- **TASK GOAL**
Print the listing below in its entirety, character for character.

- **DATA TO USE**
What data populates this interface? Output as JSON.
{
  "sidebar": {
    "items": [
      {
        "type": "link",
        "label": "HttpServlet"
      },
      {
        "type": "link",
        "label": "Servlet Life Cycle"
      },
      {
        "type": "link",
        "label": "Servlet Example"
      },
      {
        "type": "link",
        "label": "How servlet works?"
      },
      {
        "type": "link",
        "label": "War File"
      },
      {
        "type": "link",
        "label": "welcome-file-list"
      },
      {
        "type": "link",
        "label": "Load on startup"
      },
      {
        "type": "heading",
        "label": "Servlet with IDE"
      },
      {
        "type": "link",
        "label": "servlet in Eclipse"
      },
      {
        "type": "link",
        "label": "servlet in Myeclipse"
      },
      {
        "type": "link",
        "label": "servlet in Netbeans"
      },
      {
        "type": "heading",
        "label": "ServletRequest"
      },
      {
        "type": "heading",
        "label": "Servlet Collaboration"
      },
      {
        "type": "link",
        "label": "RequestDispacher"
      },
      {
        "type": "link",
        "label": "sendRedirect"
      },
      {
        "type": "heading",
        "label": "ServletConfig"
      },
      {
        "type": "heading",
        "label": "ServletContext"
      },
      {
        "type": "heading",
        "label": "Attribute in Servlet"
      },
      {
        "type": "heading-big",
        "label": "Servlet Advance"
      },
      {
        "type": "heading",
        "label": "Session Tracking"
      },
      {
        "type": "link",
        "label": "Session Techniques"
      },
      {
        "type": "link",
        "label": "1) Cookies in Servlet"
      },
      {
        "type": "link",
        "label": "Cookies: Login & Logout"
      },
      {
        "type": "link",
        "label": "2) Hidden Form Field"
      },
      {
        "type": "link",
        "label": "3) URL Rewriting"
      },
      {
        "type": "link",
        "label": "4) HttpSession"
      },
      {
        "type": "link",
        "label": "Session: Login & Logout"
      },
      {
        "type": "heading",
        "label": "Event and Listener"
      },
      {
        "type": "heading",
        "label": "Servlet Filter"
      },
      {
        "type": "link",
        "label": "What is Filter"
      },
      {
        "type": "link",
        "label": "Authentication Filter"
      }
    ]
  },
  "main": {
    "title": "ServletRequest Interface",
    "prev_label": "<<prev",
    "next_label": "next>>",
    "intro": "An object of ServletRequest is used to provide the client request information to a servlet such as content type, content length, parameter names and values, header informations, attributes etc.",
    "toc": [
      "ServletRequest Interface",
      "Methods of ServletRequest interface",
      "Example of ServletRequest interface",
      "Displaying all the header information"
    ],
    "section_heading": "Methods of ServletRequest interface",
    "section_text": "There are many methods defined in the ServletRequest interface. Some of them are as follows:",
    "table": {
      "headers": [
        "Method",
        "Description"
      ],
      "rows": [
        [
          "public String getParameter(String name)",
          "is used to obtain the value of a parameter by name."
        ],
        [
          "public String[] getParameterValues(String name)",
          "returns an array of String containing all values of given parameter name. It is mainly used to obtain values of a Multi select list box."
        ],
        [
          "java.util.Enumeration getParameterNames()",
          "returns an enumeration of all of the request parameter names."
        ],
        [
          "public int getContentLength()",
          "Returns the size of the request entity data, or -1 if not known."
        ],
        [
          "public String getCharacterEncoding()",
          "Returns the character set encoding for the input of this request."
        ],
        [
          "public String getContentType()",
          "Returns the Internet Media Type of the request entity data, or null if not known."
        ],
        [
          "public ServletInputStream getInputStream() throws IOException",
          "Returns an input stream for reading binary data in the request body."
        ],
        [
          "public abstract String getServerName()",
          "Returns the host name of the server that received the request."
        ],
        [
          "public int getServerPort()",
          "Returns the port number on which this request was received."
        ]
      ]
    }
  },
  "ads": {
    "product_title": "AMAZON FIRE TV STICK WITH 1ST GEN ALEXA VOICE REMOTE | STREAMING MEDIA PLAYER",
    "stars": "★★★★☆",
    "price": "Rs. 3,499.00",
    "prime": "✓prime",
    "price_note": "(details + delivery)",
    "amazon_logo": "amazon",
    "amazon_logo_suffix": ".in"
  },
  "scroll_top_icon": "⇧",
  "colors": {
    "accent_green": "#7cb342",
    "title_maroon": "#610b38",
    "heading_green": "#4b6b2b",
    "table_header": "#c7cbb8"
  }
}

- **ANSWER TO THE TASK**
What data populates this interface? Output as JSON.
{
  "sidebar": {
    "items": [
      {
        "type": "link",
        "label": "HttpServlet"
      },
      {
        "type": "link",
        "label": "Servlet Life Cycle"
      },
      {
        "type": "link",
        "label": "Servlet Example"
      },
      {
        "type": "link",
        "label": "How servlet works?"
      },
      {
        "type": "link",
        "label": "War File"
      },
      {
        "type": "link",
        "label": "welcome-file-list"
      },
      {
        "type": "link",
        "label": "Load on startup"
      },
      {
        "type": "heading",
        "label": "Servlet with IDE"
      },
      {
        "type": "link",
        "label": "servlet in Eclipse"
      },
      {
        "type": "link",
        "label": "servlet in Myeclipse"
      },
      {
        "type": "link",
        "label": "servlet in Netbeans"
      },
      {
        "type": "heading",
        "label": "ServletRequest"
      },
      {
        "type": "heading",
        "label": "Servlet Collaboration"
      },
      {
        "type": "link",
        "label": "RequestDispacher"
      },
      {
        "type": "link",
        "label": "sendRedirect"
      },
      {
        "type": "heading",
        "label": "ServletConfig"
      },
      {
        "type": "heading",
        "label": "ServletContext"
      },
      {
        "type": "heading",
        "label": "Attribute in Servlet"
      },
      {
        "type": "heading-big",
        "label": "Servlet Advance"
      },
      {
        "type": "heading",
        "label": "Session Tracking"
      },
      {
        "type": "link",
        "label": "Session Techniques"
      },
      {
        "type": "link",
        "label": "1) Cookies in Servlet"
      },
      {
        "type": "link",
        "label": "Cookies: Login & Logout"
      },
      {
        "type": "link",
        "label": "2) Hidden Form Field"
      },
      {
        "type": "link",
        "label": "3) URL Rewriting"
      },
      {
        "type": "link",
        "label": "4) HttpSession"
      },
      {
        "type": "link",
        "label": "Session: Login & Logout"
      },
      {
        "type": "heading",
        "label": "Event and Listener"
      },
      {
        "type": "heading",
        "label": "Servlet Filter"
      },
      {
        "type": "link",
        "label": "What is Filter"
      },
      {
        "type": "link",
        "label": "Authentication Filter"
      }
    ]
  },
  "main": {
    "title": "ServletRequest Interface",
    "prev_label": "<<prev",
    "next_label": "next>>",
    "intro": "An object of ServletRequest is used to provide the client request information to a servlet such as content type, content length, parameter names and values, header informations, attributes etc.",
    "toc": [
      "ServletRequest Interface",
      "Methods of ServletRequest interface",
      "Example of ServletRequest interface",
      "Displaying all the header information"
    ],
    "section_heading": "Methods of ServletRequest interface",
    "section_text": "There are many methods defined in the ServletRequest interface. Some of them are as follows:",
    "table": {
      "headers": [
        "Method",
        "Description"
      ],
      "rows": [
        [
          "public String getParameter(String name)",
          "is used to obtain the value of a parameter by name."
        ],
        [
          "public String[] getParameterValues(String name)",
          "returns an array of String containing all values of given parameter name. It is mainly used to obtain values of a Multi select list box."
        ],
        [
          "java.util.Enumeration getParameterNames()",
          "returns an enumeration of all of the request parameter names."
        ],
        [
          "public int getContentLength()",
          "Returns the size of the request entity data, or -1 if not known."
        ],
        [
          "public String getCharacterEncoding()",
          "Returns the character set encoding for the input of this request."
        ],
        [
          "public String getContentType()",
          "Returns the Internet Media Type of the request entity data, or null if not known."
        ],
        [
          "public ServletInputStream getInputStream() throws IOException",
          "Returns an input stream for reading binary data in the request body."
        ],
        [
          "public abstract String getServerName()",
          "Returns the host name of the server that received the request."
        ],
        [
          "public int getServerPort()",
          "Returns the port number on which this request was received."
        ]
      ]
    }
  },
  "ads": {
    "product_title": "AMAZON FIRE TV STICK WITH 1ST GEN ALEXA VOICE REMOTE | STREAMING MEDIA PLAYER",
    "stars": "★★★★☆",
    "price": "Rs. 3,499.00",
    "prime": "✓prime",
    "price_note": "(details + delivery)",
    "amazon_logo": "amazon",
    "amazon_logo_suffix": ".in"
  },
  "scroll_top_icon": "⇧",
  "colors": {
    "accent_green": "#7cb342",
    "title_maroon": "#610b38",
    "heading_green": "#4b6b2b",
    "table_header": "#c7cbb8"
  }
}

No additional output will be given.